-- Exercise brief --
All entries below need to be written out exactly, but without their pictures.

[start Dataset]

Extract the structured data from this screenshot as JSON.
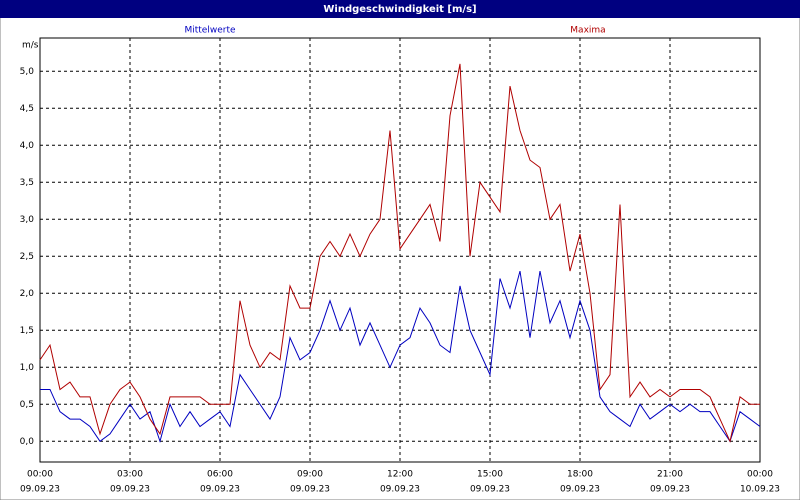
{
  "chart_data": {
    "type": "line",
    "title": "Windgeschwindigkeit [m/s]",
    "y_label": "m/s",
    "x": [
      0,
      20,
      40,
      60,
      80,
      100,
      120,
      140,
      160,
      180,
      200,
      220,
      240,
      260,
      280,
      300,
      320,
      340,
      360,
      380,
      400,
      420,
      440,
      460,
      480,
      500,
      520,
      540,
      560,
      580,
      600,
      620,
      640,
      660,
      680,
      700,
      720,
      740,
      760,
      780,
      800,
      820,
      840,
      860,
      880,
      900,
      920,
      940,
      960,
      980,
      1000,
      1020,
      1040,
      1060,
      1080,
      1100,
      1120,
      1140,
      1160,
      1180,
      1200,
      1220,
      1240,
      1260,
      1280,
      1300,
      1320,
      1340,
      1360,
      1380,
      1400,
      1420,
      1440
    ],
    "series": [
      {
        "name": "Mittelwerte",
        "color": "#0000c0",
        "values": [
          0.7,
          0.7,
          0.4,
          0.3,
          0.3,
          0.2,
          0.0,
          0.1,
          0.3,
          0.5,
          0.3,
          0.4,
          0.0,
          0.5,
          0.2,
          0.4,
          0.2,
          0.3,
          0.4,
          0.2,
          0.9,
          0.7,
          0.5,
          0.3,
          0.6,
          1.4,
          1.1,
          1.2,
          1.5,
          1.9,
          1.5,
          1.8,
          1.3,
          1.6,
          1.3,
          1.0,
          1.3,
          1.4,
          1.8,
          1.6,
          1.3,
          1.2,
          2.1,
          1.5,
          1.2,
          0.9,
          2.2,
          1.8,
          2.3,
          1.4,
          2.3,
          1.6,
          1.9,
          1.4,
          1.9,
          1.5,
          0.6,
          0.4,
          0.3,
          0.2,
          0.5,
          0.3,
          0.4,
          0.5,
          0.4,
          0.5,
          0.4,
          0.4,
          0.2,
          0.0,
          0.4,
          0.3,
          0.2
        ]
      },
      {
        "name": "Maxima",
        "color": "#b00000",
        "values": [
          1.1,
          1.3,
          0.7,
          0.8,
          0.6,
          0.6,
          0.1,
          0.5,
          0.7,
          0.8,
          0.6,
          0.3,
          0.1,
          0.6,
          0.6,
          0.6,
          0.6,
          0.5,
          0.5,
          0.5,
          1.9,
          1.3,
          1.0,
          1.2,
          1.1,
          2.1,
          1.8,
          1.8,
          2.5,
          2.7,
          2.5,
          2.8,
          2.5,
          2.8,
          3.0,
          4.2,
          2.6,
          2.8,
          3.0,
          3.2,
          2.7,
          4.4,
          5.1,
          2.5,
          3.5,
          3.3,
          3.1,
          4.8,
          4.2,
          3.8,
          3.7,
          3.0,
          3.2,
          2.3,
          2.8,
          2.0,
          0.7,
          0.9,
          3.2,
          0.6,
          0.8,
          0.6,
          0.7,
          0.6,
          0.7,
          0.7,
          0.7,
          0.6,
          0.3,
          0.0,
          0.6,
          0.5,
          0.5
        ]
      }
    ],
    "xlim": [
      0,
      1440
    ],
    "xticks": [
      {
        "value": 0,
        "label": "00:00"
      },
      {
        "value": 180,
        "label": "03:00"
      },
      {
        "value": 360,
        "label": "06:00"
      },
      {
        "value": 540,
        "label": "09:00"
      },
      {
        "value": 720,
        "label": "12:00"
      },
      {
        "value": 900,
        "label": "15:00"
      },
      {
        "value": 1080,
        "label": "18:00"
      },
      {
        "value": 1260,
        "label": "21:00"
      },
      {
        "value": 1440,
        "label": "00:00"
      }
    ],
    "xtick_dates": [
      "09.09.23",
      "09.09.23",
      "09.09.23",
      "09.09.23",
      "09.09.23",
      "09.09.23",
      "09.09.23",
      "09.09.23",
      "10.09.23"
    ],
    "ylim": [
      -0.28,
      5.45
    ],
    "yticks": [
      {
        "value": 0,
        "label": "0,0"
      },
      {
        "value": 0.5,
        "label": "0,5"
      },
      {
        "value": 1,
        "label": "1,0"
      },
      {
        "value": 1.5,
        "label": "1,5"
      },
      {
        "value": 2,
        "label": "2,0"
      },
      {
        "value": 2.5,
        "label": "2,5"
      },
      {
        "value": 3,
        "label": "3,0"
      },
      {
        "value": 3.5,
        "label": "3,5"
      },
      {
        "value": 4,
        "label": "4,0"
      },
      {
        "value": 4.5,
        "label": "4,5"
      },
      {
        "value": 5,
        "label": "5,0"
      }
    ],
    "grid": true
  }
}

[end Dataset]

-- Task response --
Extract the structured data from this screenshot as JSON.
{
  "chart_data": {
    "type": "line",
    "title": "Windgeschwindigkeit [m/s]",
    "y_label": "m/s",
    "x": [
      0,
      20,
      40,
      60,
      80,
      100,
      120,
      140,
      160,
      180,
      200,
      220,
      240,
      260,
      280,
      300,
      320,
      340,
      360,
      380,
      400,
      420,
      440,
      460,
      480,
      500,
      520,
      540,
      560,
      580,
      600,
      620,
      640,
      660,
      680,
      700,
      720,
      740,
      760,
      780,
      800,
      820,
      840,
      860,
      880,
      900,
      920,
      940,
      960,
      980,
      1000,
      1020,
      1040,
      1060,
      1080,
      1100,
      1120,
      1140,
      1160,
      1180,
      1200,
      1220,
      1240,
      1260,
      1280,
      1300,
      1320,
      1340,
      1360,
      1380,
      1400,
      1420,
      1440
    ],
    "series": [
      {
        "name": "Mittelwerte",
        "color": "#0000c0",
        "values": [
          0.7,
          0.7,
          0.4,
          0.3,
          0.3,
          0.2,
          0.0,
          0.1,
          0.3,
          0.5,
          0.3,
          0.4,
          0.0,
          0.5,
          0.2,
          0.4,
          0.2,
          0.3,
          0.4,
          0.2,
          0.9,
          0.7,
          0.5,
          0.3,
          0.6,
          1.4,
          1.1,
          1.2,
          1.5,
          1.9,
          1.5,
          1.8,
          1.3,
          1.6,
          1.3,
          1.0,
          1.3,
          1.4,
          1.8,
          1.6,
          1.3,
          1.2,
          2.1,
          1.5,
          1.2,
          0.9,
          2.2,
          1.8,
          2.3,
          1.4,
          2.3,
          1.6,
          1.9,
          1.4,
          1.9,
          1.5,
          0.6,
          0.4,
          0.3,
          0.2,
          0.5,
          0.3,
          0.4,
          0.5,
          0.4,
          0.5,
          0.4,
          0.4,
          0.2,
          0.0,
          0.4,
          0.3,
          0.2
        ]
      },
      {
        "name": "Maxima",
        "color": "#b00000",
        "values": [
          1.1,
          1.3,
          0.7,
          0.8,
          0.6,
          0.6,
          0.1,
          0.5,
          0.7,
          0.8,
          0.6,
          0.3,
          0.1,
          0.6,
          0.6,
          0.6,
          0.6,
          0.5,
          0.5,
          0.5,
          1.9,
          1.3,
          1.0,
          1.2,
          1.1,
          2.1,
          1.8,
          1.8,
          2.5,
          2.7,
          2.5,
          2.8,
          2.5,
          2.8,
          3.0,
          4.2,
          2.6,
          2.8,
          3.0,
          3.2,
          2.7,
          4.4,
          5.1,
          2.5,
          3.5,
          3.3,
          3.1,
          4.8,
          4.2,
          3.8,
          3.7,
          3.0,
          3.2,
          2.3,
          2.8,
          2.0,
          0.7,
          0.9,
          3.2,
          0.6,
          0.8,
          0.6,
          0.7,
          0.6,
          0.7,
          0.7,
          0.7,
          0.6,
          0.3,
          0.0,
          0.6,
          0.5,
          0.5
        ]
      }
    ],
    "xlim": [
      0,
      1440
    ],
    "xticks": [
      {
        "value": 0,
        "label": "00:00"
      },
      {
        "value": 180,
        "label": "03:00"
      },
      {
        "value": 360,
        "label": "06:00"
      },
      {
        "value": 540,
        "label": "09:00"
      },
      {
        "value": 720,
        "label": "12:00"
      },
      {
        "value": 900,
        "label": "15:00"
      },
      {
        "value": 1080,
        "label": "18:00"
      },
      {
        "value": 1260,
        "label": "21:00"
      },
      {
        "value": 1440,
        "label": "00:00"
      }
    ],
    "xtick_dates": [
      "09.09.23",
      "09.09.23",
      "09.09.23",
      "09.09.23",
      "09.09.23",
      "09.09.23",
      "09.09.23",
      "09.09.23",
      "10.09.23"
    ],
    "ylim": [
      -0.28,
      5.45
    ],
    "yticks": [
      {
        "value": 0,
        "label": "0,0"
      },
      {
        "value": 0.5,
        "label": "0,5"
      },
      {
        "value": 1,
        "label": "1,0"
      },
      {
        "value": 1.5,
        "label": "1,5"
      },
      {
        "value": 2,
        "label": "2,0"
      },
      {
        "value": 2.5,
        "label": "2,5"
      },
      {
        "value": 3,
        "label": "3,0"
      },
      {
        "value": 3.5,
        "label": "3,5"
      },
      {
        "value": 4,
        "label": "4,0"
      },
      {
        "value": 4.5,
        "label": "4,5"
      },
      {
        "value": 5,
        "label": "5,0"
      }
    ],
    "grid": true
  }
}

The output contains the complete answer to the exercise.